▶ What you need to do
Gather up every line that includes the string "Similar".
— Start Supplied data —
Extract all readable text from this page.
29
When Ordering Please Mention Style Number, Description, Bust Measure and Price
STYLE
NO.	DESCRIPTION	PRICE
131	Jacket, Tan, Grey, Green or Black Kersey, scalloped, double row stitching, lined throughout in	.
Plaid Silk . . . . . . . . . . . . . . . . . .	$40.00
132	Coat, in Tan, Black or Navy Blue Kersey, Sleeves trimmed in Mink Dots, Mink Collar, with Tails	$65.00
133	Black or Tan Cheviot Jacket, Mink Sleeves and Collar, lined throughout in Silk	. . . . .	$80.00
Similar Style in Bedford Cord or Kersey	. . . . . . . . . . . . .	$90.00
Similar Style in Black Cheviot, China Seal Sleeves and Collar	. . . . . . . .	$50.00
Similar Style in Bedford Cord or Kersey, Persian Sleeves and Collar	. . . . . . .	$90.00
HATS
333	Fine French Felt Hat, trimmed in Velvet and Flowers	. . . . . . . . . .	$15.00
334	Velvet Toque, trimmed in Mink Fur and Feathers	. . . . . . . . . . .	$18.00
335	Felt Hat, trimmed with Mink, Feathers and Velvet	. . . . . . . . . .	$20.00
— End Supplied data —
▶ Response for this exercise
Similar Style in Bedford Cord or Kersey	. . . . . . . . . . . . .	$90.00
Similar Style in Black Cheviot, China Seal Sleeves and Collar	. . . . . . . .	$50.00
Similar Style in Bedford Cord or Kersey, Persian Sleeves and Collar	. . . . . . .	$90.00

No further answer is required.